What is required:
Produce an exact copy of all the data below, dropping every image.

Exercise input:
----

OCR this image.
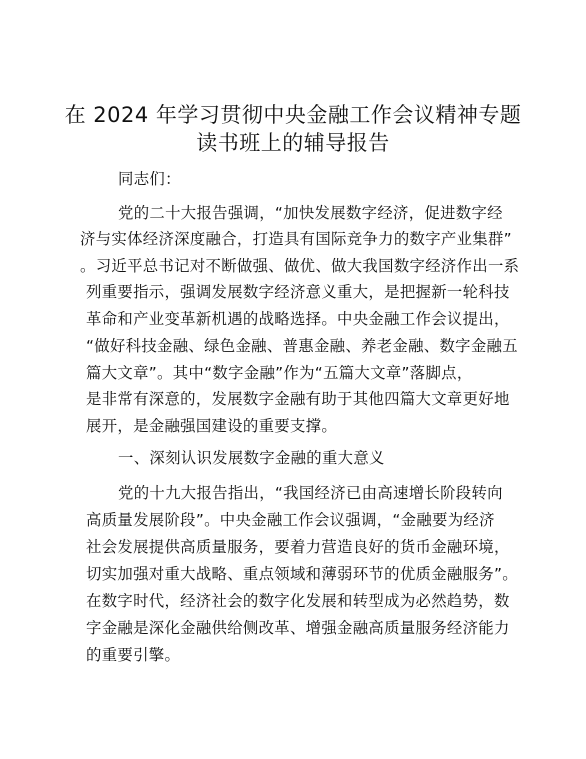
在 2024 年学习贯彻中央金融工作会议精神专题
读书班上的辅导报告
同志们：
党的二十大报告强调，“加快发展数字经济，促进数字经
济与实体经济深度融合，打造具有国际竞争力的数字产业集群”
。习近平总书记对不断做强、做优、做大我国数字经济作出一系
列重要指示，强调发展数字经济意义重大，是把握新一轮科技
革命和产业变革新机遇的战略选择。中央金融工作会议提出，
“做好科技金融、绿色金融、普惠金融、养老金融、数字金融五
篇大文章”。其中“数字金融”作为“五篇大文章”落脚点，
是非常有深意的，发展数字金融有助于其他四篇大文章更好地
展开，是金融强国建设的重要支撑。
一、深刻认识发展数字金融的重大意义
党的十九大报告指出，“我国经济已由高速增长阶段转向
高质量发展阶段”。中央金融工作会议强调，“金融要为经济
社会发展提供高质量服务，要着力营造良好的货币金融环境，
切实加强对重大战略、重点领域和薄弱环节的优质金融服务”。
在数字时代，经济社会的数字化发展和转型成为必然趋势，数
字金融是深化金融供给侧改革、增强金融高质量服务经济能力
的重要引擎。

----

Task answer:
OCR this image.
在 2024 年学习贯彻中央金融工作会议精神专题
读书班上的辅导报告
同志们：
党的二十大报告强调，“加快发展数字经济，促进数字经
济与实体经济深度融合，打造具有国际竞争力的数字产业集群”
。习近平总书记对不断做强、做优、做大我国数字经济作出一系
列重要指示，强调发展数字经济意义重大，是把握新一轮科技
革命和产业变革新机遇的战略选择。中央金融工作会议提出，
“做好科技金融、绿色金融、普惠金融、养老金融、数字金融五
篇大文章”。其中“数字金融”作为“五篇大文章”落脚点，
是非常有深意的，发展数字金融有助于其他四篇大文章更好地
展开，是金融强国建设的重要支撑。
一、深刻认识发展数字金融的重大意义
党的十九大报告指出，“我国经济已由高速增长阶段转向
高质量发展阶段”。中央金融工作会议强调，“金融要为经济
社会发展提供高质量服务，要着力营造良好的货币金融环境，
切实加强对重大战略、重点领域和薄弱环节的优质金融服务”。
在数字时代，经济社会的数字化发展和转型成为必然趋势，数
字金融是深化金融供给侧改革、增强金融高质量服务经济能力
的重要引擎。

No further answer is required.